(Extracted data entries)
- - - - - - -

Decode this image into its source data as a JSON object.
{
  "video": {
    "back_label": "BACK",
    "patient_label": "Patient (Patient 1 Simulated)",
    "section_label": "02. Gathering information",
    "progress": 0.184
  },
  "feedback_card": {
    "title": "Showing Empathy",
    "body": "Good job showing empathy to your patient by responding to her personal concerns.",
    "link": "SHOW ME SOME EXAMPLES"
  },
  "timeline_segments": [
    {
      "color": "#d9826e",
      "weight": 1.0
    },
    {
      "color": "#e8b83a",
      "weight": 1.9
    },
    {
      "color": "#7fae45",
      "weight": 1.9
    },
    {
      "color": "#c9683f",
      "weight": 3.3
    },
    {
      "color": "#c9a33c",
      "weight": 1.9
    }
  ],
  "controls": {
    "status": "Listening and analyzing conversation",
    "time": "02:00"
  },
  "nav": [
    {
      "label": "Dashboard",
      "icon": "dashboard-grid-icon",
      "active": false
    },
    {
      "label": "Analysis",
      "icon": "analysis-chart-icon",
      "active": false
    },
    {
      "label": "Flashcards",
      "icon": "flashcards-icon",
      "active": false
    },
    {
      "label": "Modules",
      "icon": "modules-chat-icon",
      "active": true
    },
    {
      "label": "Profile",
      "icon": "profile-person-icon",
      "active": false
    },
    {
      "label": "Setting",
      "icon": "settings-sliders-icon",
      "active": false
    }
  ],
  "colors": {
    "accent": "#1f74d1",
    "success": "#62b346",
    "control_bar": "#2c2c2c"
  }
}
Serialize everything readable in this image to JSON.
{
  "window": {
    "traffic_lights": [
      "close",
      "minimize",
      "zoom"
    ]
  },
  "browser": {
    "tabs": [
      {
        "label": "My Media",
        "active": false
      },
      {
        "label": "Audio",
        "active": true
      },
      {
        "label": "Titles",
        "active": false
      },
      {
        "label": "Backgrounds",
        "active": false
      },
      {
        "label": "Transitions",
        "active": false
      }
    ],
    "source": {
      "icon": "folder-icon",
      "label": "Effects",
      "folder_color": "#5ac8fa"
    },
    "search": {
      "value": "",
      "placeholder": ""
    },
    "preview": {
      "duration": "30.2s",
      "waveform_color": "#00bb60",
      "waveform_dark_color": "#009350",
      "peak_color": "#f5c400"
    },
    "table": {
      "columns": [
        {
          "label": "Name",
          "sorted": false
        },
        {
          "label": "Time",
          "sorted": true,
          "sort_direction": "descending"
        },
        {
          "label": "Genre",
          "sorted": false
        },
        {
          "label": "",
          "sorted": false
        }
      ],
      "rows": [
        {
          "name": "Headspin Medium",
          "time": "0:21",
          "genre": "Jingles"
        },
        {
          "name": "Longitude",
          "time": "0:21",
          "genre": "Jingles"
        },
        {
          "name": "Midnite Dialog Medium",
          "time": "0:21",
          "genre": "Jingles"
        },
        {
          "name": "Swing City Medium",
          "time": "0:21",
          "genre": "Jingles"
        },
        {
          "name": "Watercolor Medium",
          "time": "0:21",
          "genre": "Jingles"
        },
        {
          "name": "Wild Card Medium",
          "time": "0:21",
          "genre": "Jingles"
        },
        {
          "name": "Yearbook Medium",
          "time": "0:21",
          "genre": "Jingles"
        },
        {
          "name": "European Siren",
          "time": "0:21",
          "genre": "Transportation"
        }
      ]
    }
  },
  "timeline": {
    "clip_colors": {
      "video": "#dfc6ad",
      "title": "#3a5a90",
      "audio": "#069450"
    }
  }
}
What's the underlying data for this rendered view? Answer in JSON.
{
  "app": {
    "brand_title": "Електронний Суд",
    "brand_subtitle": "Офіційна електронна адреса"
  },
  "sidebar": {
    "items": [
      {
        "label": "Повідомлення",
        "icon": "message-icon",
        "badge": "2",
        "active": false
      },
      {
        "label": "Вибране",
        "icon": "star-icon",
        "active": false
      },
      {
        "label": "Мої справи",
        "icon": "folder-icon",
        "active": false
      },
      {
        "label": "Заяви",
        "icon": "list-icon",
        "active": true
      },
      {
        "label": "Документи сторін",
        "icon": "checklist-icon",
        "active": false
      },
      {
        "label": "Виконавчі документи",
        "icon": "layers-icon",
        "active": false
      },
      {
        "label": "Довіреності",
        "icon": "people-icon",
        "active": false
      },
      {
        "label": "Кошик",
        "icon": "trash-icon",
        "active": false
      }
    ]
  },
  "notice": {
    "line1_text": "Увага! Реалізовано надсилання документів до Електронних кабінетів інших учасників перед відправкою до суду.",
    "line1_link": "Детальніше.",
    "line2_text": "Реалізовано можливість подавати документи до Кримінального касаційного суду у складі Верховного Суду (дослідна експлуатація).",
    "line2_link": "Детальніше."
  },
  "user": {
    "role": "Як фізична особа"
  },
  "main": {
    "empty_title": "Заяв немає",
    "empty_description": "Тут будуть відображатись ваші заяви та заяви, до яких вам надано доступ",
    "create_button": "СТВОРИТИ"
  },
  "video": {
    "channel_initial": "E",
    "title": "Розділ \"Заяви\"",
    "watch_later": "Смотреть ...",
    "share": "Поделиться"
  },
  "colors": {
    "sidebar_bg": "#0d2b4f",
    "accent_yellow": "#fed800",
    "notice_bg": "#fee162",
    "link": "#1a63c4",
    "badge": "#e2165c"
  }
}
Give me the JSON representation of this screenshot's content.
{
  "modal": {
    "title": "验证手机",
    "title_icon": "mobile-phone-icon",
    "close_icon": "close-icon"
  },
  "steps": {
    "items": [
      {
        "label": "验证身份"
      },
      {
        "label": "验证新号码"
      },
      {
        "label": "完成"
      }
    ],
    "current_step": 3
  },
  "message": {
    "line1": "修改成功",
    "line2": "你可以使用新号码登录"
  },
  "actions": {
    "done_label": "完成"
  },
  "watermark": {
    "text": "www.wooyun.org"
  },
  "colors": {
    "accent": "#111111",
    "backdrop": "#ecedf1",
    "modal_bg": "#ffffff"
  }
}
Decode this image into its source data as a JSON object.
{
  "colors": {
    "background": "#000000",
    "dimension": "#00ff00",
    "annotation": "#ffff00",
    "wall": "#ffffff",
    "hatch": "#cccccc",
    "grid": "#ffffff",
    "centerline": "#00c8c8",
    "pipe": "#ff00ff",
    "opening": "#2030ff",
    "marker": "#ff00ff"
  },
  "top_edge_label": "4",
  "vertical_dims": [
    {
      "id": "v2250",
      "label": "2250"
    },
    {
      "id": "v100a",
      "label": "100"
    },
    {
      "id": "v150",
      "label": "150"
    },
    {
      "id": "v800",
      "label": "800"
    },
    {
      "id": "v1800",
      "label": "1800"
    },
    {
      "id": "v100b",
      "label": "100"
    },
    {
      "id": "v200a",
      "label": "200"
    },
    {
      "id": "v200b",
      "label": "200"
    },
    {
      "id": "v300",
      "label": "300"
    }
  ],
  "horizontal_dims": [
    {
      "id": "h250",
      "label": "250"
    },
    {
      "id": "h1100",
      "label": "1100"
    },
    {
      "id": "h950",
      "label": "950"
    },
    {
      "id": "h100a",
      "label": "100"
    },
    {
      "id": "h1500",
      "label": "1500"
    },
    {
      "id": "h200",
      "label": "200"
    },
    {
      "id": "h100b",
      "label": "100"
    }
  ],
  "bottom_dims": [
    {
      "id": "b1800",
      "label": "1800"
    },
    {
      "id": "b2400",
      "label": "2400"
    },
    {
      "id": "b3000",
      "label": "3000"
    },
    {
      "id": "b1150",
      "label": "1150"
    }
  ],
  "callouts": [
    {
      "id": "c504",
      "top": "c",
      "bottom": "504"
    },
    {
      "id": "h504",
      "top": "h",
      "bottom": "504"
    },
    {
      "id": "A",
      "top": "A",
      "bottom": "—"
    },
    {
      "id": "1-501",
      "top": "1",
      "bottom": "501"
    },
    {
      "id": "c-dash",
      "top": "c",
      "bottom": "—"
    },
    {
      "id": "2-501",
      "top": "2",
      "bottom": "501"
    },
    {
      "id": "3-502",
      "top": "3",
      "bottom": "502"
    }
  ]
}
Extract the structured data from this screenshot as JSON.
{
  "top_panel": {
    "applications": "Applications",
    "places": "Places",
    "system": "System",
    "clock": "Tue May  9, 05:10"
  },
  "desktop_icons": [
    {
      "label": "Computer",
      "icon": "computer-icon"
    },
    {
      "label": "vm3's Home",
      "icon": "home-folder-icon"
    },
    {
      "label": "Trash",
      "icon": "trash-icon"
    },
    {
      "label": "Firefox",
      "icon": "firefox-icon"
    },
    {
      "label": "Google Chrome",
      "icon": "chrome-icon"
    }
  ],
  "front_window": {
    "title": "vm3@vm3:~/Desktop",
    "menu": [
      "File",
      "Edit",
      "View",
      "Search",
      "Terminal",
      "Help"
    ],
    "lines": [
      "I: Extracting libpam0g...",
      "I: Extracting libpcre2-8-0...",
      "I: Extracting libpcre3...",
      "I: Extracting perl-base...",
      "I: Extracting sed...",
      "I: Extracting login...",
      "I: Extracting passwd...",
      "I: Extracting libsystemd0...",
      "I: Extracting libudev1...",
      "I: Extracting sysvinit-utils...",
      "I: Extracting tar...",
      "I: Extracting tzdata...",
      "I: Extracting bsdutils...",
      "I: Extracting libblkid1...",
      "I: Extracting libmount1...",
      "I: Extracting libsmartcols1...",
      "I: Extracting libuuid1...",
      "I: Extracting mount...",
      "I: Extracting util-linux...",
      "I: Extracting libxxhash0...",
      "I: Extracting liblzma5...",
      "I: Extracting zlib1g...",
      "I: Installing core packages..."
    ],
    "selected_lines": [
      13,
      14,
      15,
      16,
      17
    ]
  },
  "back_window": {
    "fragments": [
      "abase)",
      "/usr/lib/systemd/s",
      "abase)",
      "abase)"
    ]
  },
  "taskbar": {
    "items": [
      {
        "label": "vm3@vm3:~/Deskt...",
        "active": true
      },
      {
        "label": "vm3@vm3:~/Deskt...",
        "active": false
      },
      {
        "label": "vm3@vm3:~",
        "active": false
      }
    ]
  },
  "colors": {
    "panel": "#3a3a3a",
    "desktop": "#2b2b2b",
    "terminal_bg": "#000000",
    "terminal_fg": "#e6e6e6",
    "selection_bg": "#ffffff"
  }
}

- - - - - - -

* **Written exercise**: From the entries above, pull out each line that includes "screenshot".

* **Result**:
Give me the JSON representation of this screenshot's content.
Extract the structured data from this screenshot as JSON.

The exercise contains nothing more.